* [Problem to work on]
Write out every line of the material as it stands, apart from the pictures.

* [Material provided]
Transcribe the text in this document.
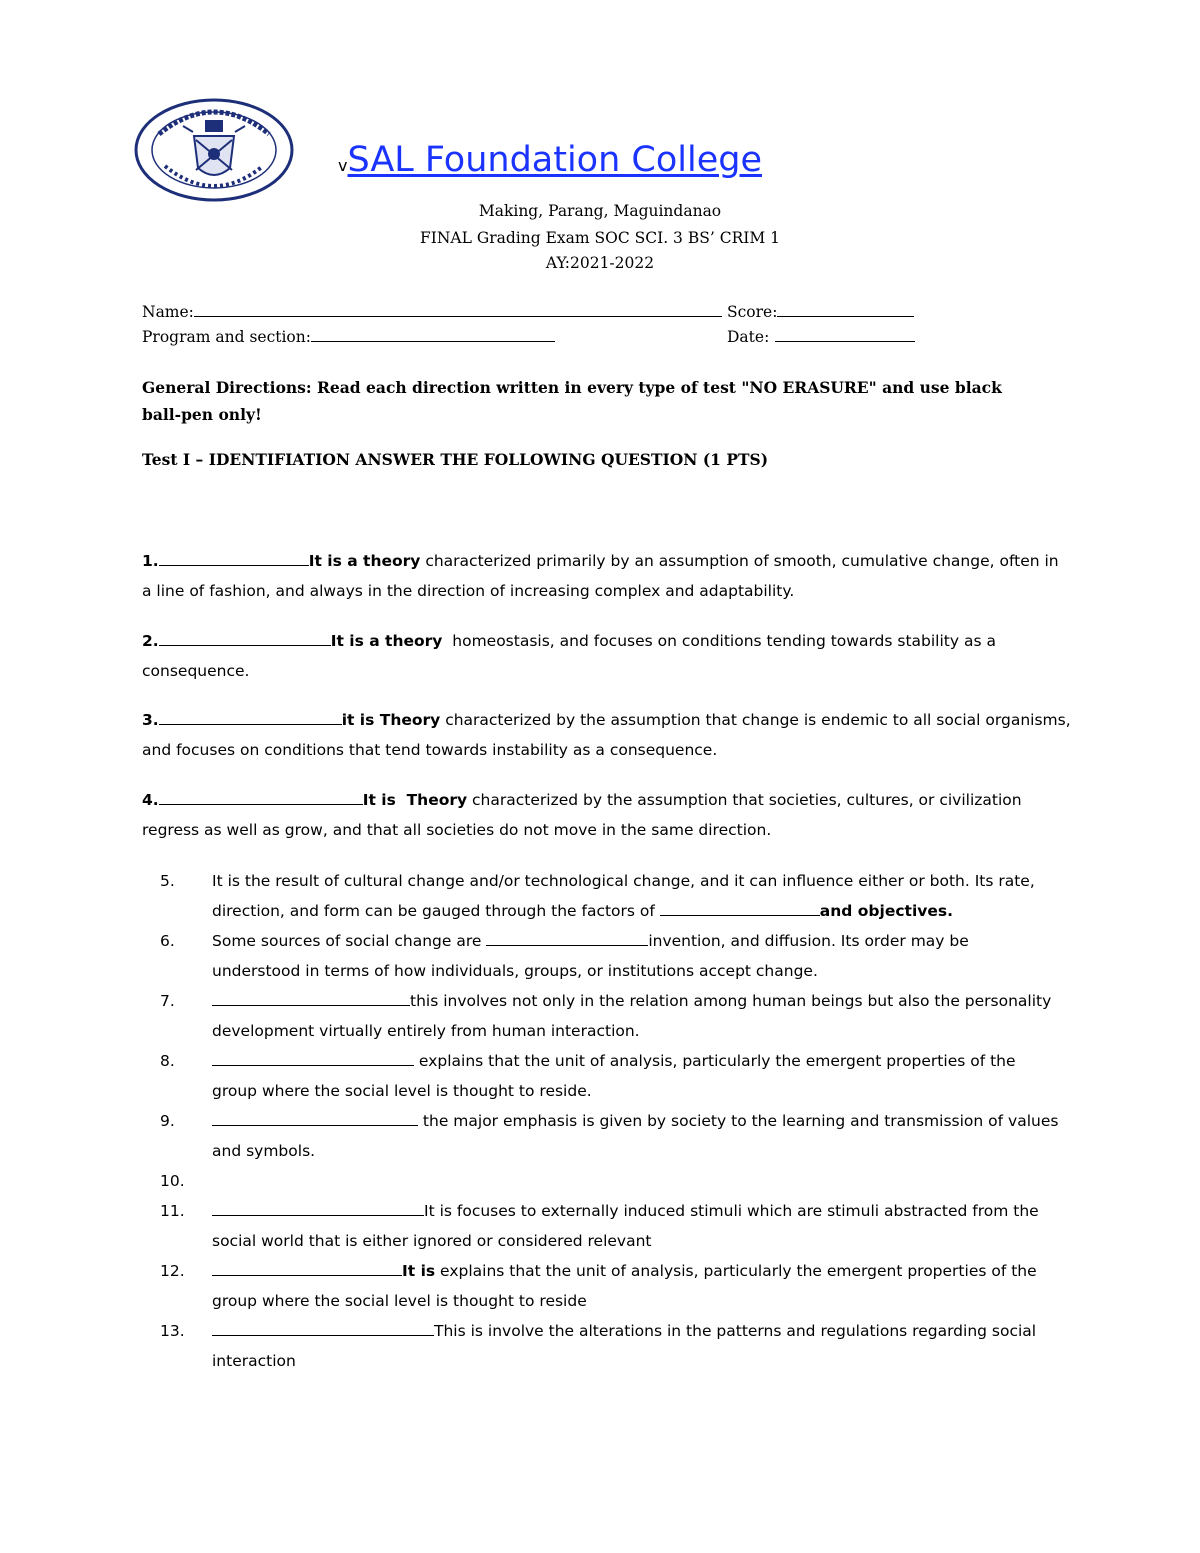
vSAL Foundation College
Making, Parang, Maguindanao
FINAL Grading Exam SOC SCI. 3 BS’ CRIM 1
AY:2021-2022
Name:	Score:
Program and section:	Date:
General Directions: Read each direction written in every type of test "NO ERASURE" and use black ball-pen only!
Test I – IDENTIFIATION ANSWER THE FOLLOWING QUESTION (1 PTS)
1.	It is a theory characterized primarily by an assumption of smooth, cumulative change, often in a line of fashion, and always in the direction of increasing complex and adaptability.
2.	It is a theory  homeostasis, and focuses on conditions tending towards stability as a consequence.
3.	it is Theory characterized by the assumption that change is endemic to all social organisms, and focuses on conditions that tend towards instability as a consequence.
4.	It is  Theory characterized by the assumption that societies, cultures, or civilization regress as well as grow, and that all societies do not move in the same direction.
5.	It is the result of cultural change and/or technological change, and it can influence either or both. Its rate, direction, and form can be gauged through the factors of	and objectives.
6.	Some sources of social change are	invention, and diffusion. Its order may be understood in terms of how individuals, groups, or institutions accept change.
7.	this involves not only in the relation among human beings but also the personality development virtually entirely from human interaction.
8.	explains that the unit of analysis, particularly the emergent properties of the group where the social level is thought to reside.
9.	the major emphasis is given by society to the learning and transmission of values and symbols.
10.

11.	It is focuses to externally induced stimuli which are stimuli abstracted from the social world that is either ignored or considered relevant
12.	It is explains that the unit of analysis, particularly the emergent properties of the group where the social level is thought to reside
13.	This is involve the alterations in the patterns and regulations regarding social interaction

* [Solution to this task]
Transcribe the text in this document.
vSAL Foundation College
Making, Parang, Maguindanao
FINAL Grading Exam SOC SCI. 3 BS’ CRIM 1
AY:2021-2022
Name:	Score:
Program and section:	Date:
General Directions: Read each direction written in every type of test "NO ERASURE" and use black ball-pen only!
Test I – IDENTIFIATION ANSWER THE FOLLOWING QUESTION (1 PTS)
1.	It is a theory characterized primarily by an assumption of smooth, cumulative change, often in a line of fashion, and always in the direction of increasing complex and adaptability.
2.	It is a theory  homeostasis, and focuses on conditions tending towards stability as a consequence.
3.	it is Theory characterized by the assumption that change is endemic to all social organisms, and focuses on conditions that tend towards instability as a consequence.
4.	It is  Theory characterized by the assumption that societies, cultures, or civilization regress as well as grow, and that all societies do not move in the same direction.
5.	It is the result of cultural change and/or technological change, and it can influence either or both. Its rate, direction, and form can be gauged through the factors of	and objectives.
6.	Some sources of social change are	invention, and diffusion. Its order may be understood in terms of how individuals, groups, or institutions accept change.
7.	this involves not only in the relation among human beings but also the personality development virtually entirely from human interaction.
8.	explains that the unit of analysis, particularly the emergent properties of the group where the social level is thought to reside.
9.	the major emphasis is given by society to the learning and transmission of values and symbols.
10.

11.	It is focuses to externally induced stimuli which are stimuli abstracted from the social world that is either ignored or considered relevant
12.	It is explains that the unit of analysis, particularly the emergent properties of the group where the social level is thought to reside
13.	This is involve the alterations in the patterns and regulations regarding social interaction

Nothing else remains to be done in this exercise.